··· Supplied data

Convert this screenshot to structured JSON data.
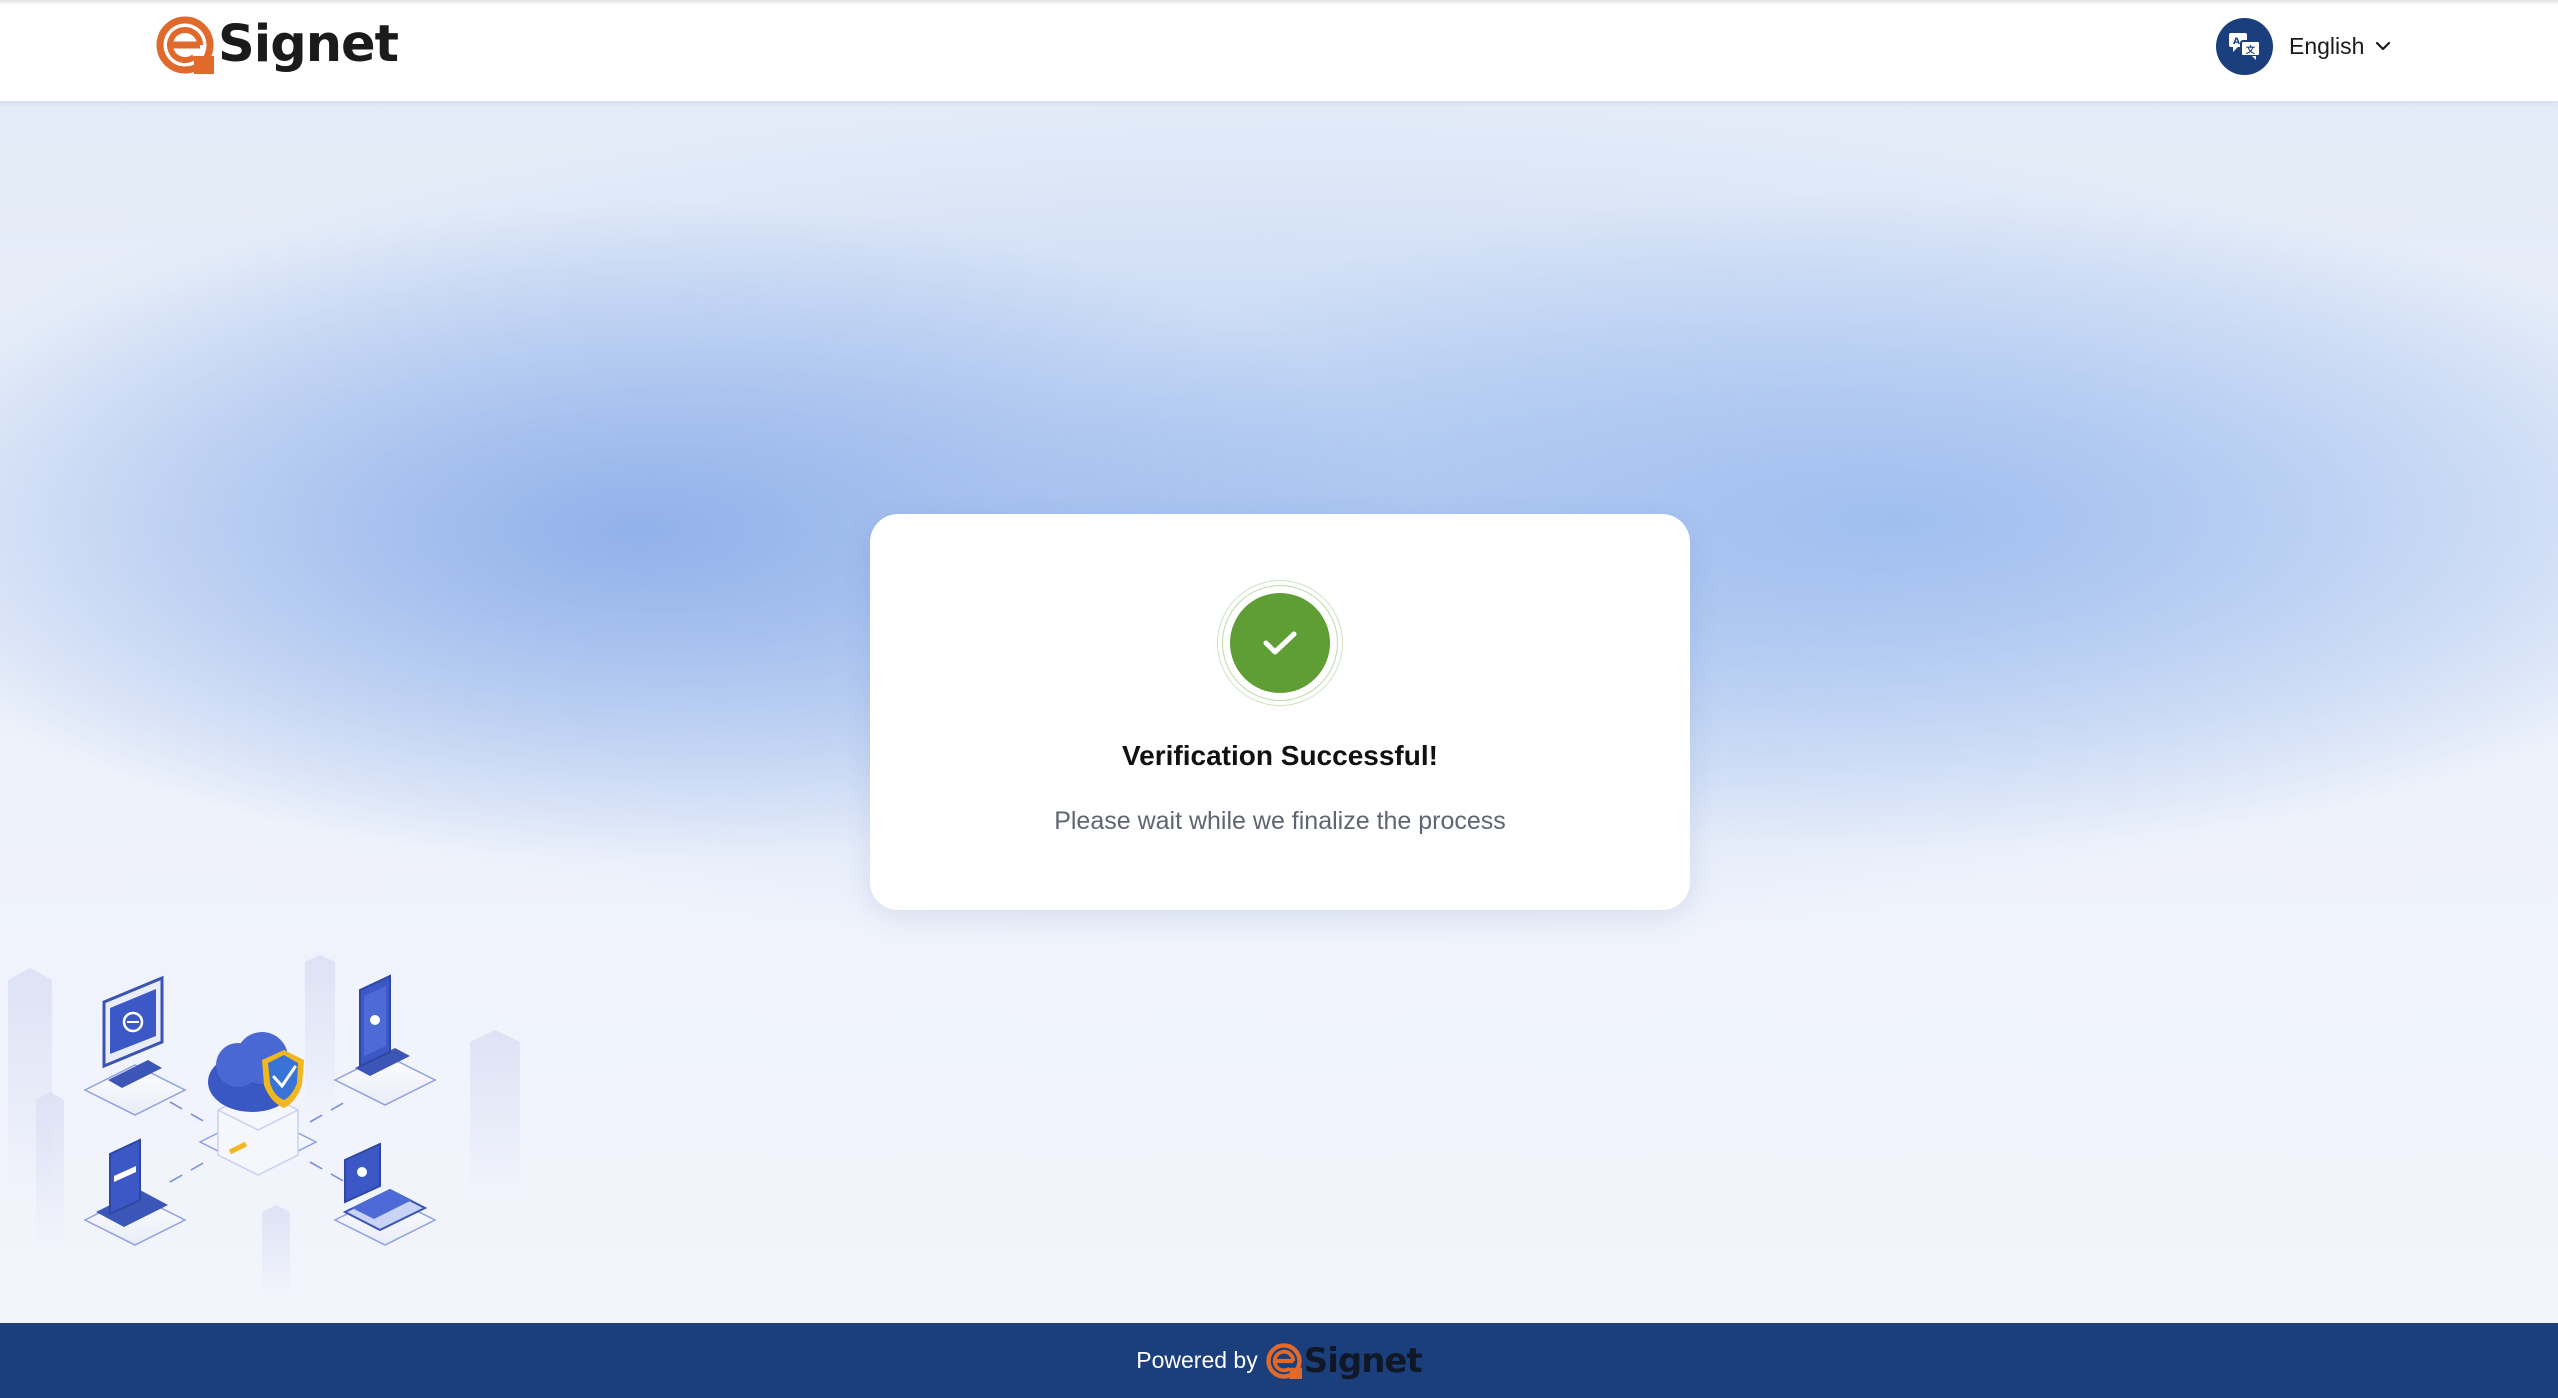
{
  "header": {
    "brand_name": "Signet",
    "language": {
      "selected": "English",
      "icon": "translate-icon"
    }
  },
  "card": {
    "status_icon": "check-icon",
    "title": "Verification Successful!",
    "subtitle": "Please wait while we finalize the process"
  },
  "footer": {
    "powered_by": "Powered by",
    "brand_name": "Signet"
  },
  "colors": {
    "brand_orange": "#e06a2c",
    "navy": "#1b3f7d",
    "success_green": "#5e9e34",
    "text_muted": "#5f6573"
  }
}
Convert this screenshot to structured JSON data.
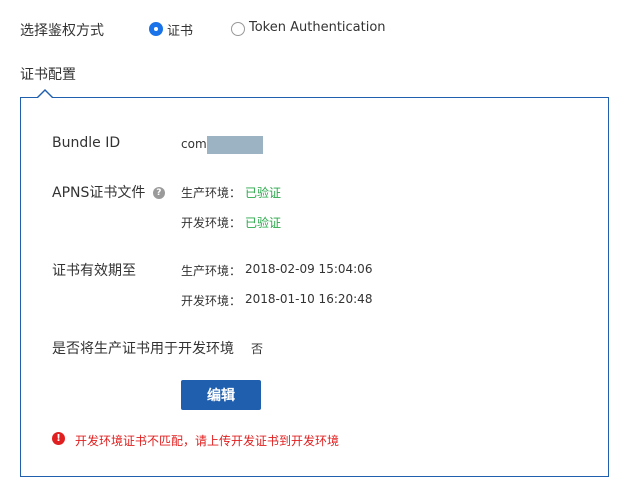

······

Given problem
Except for the pictures, give all the material above again verbatim.

Written solution
Convert this screenshot to structured JSON data.
{
  "header": {
    "brand_name": "Signet",
    "language": {
      "selected": "English",
      "icon": "translate-icon"
    }
  },
  "card": {
    "status_icon": "check-icon",
    "title": "Verification Successful!",
    "subtitle": "Please wait while we finalize the process"
  },
  "footer": {
    "powered_by": "Powered by",
    "brand_name": "Signet"
  },
  "colors": {
    "brand_orange": "#e06a2c",
    "navy": "#1b3f7d",
    "success_green": "#5e9e34",
    "text_muted": "#5f6573"
  }
}
Convert this screenshot to structured JSON data.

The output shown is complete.